## BEGIN

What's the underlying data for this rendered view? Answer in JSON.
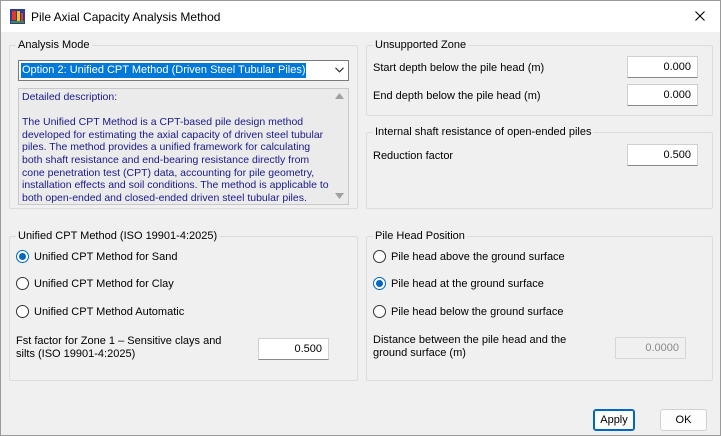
{
  "window": {
    "title": "Pile Axial Capacity Analysis Method",
    "app_icon": "app-logo-icon",
    "close_icon": "close-icon"
  },
  "analysis_mode": {
    "group_label": "Analysis Mode",
    "selected_option": "Option 2: Unified CPT Method (Driven Steel Tubular Piles)",
    "description": "Detailed description:\n\nThe Unified CPT Method is a CPT-based pile design method developed for estimating the axial capacity of driven steel tubular piles. The method provides a unified framework for calculating both shaft resistance and end-bearing resistance directly from cone penetration test (CPT) data, accounting for pile geometry, installation effects and soil conditions. The method is applicable to both open-ended and closed-ended driven steel tubular piles."
  },
  "unified_cpt": {
    "group_label": "Unified CPT Method (ISO 19901-4:2025)",
    "options": [
      {
        "label": "Unified CPT Method for Sand",
        "checked": true
      },
      {
        "label": "Unified CPT Method for Clay",
        "checked": false
      },
      {
        "label": "Unified CPT Method Automatic",
        "checked": false
      }
    ],
    "fst_label": "Fst factor for Zone 1 – Sensitive clays and silts (ISO 19901-4:2025)",
    "fst_value": "0.500"
  },
  "unsupported_zone": {
    "group_label": "Unsupported Zone",
    "start_label": "Start depth below the pile head (m)",
    "start_value": "0.000",
    "end_label": "End depth below the pile head (m)",
    "end_value": "0.000"
  },
  "internal_shaft": {
    "group_label": "Internal shaft resistance of open-ended piles",
    "reduction_label": "Reduction factor",
    "reduction_value": "0.500"
  },
  "pile_head": {
    "group_label": "Pile Head Position",
    "options": [
      {
        "label": "Pile head above the ground surface",
        "checked": false
      },
      {
        "label": "Pile head at the ground surface",
        "checked": true
      },
      {
        "label": "Pile head below the ground surface",
        "checked": false
      }
    ],
    "distance_label": "Distance between the pile head and the ground surface (m)",
    "distance_value": "0.0000"
  },
  "buttons": {
    "apply": "Apply",
    "ok": "OK"
  }
}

## END

Restate the entire listing word for word, excluding pictures.

What's the underlying data for this rendered view? Answer in JSON.
{
  "window": {
    "title": "Pile Axial Capacity Analysis Method",
    "app_icon": "app-logo-icon",
    "close_icon": "close-icon"
  },
  "analysis_mode": {
    "group_label": "Analysis Mode",
    "selected_option": "Option 2: Unified CPT Method (Driven Steel Tubular Piles)",
    "description": "Detailed description:\n\nThe Unified CPT Method is a CPT-based pile design method developed for estimating the axial capacity of driven steel tubular piles. The method provides a unified framework for calculating both shaft resistance and end-bearing resistance directly from cone penetration test (CPT) data, accounting for pile geometry, installation effects and soil conditions. The method is applicable to both open-ended and closed-ended driven steel tubular piles."
  },
  "unified_cpt": {
    "group_label": "Unified CPT Method (ISO 19901-4:2025)",
    "options": [
      {
        "label": "Unified CPT Method for Sand",
        "checked": true
      },
      {
        "label": "Unified CPT Method for Clay",
        "checked": false
      },
      {
        "label": "Unified CPT Method Automatic",
        "checked": false
      }
    ],
    "fst_label": "Fst factor for Zone 1 – Sensitive clays and silts (ISO 19901-4:2025)",
    "fst_value": "0.500"
  },
  "unsupported_zone": {
    "group_label": "Unsupported Zone",
    "start_label": "Start depth below the pile head (m)",
    "start_value": "0.000",
    "end_label": "End depth below the pile head (m)",
    "end_value": "0.000"
  },
  "internal_shaft": {
    "group_label": "Internal shaft resistance of open-ended piles",
    "reduction_label": "Reduction factor",
    "reduction_value": "0.500"
  },
  "pile_head": {
    "group_label": "Pile Head Position",
    "options": [
      {
        "label": "Pile head above the ground surface",
        "checked": false
      },
      {
        "label": "Pile head at the ground surface",
        "checked": true
      },
      {
        "label": "Pile head below the ground surface",
        "checked": false
      }
    ],
    "distance_label": "Distance between the pile head and the ground surface (m)",
    "distance_value": "0.0000"
  },
  "buttons": {
    "apply": "Apply",
    "ok": "OK"
  }
}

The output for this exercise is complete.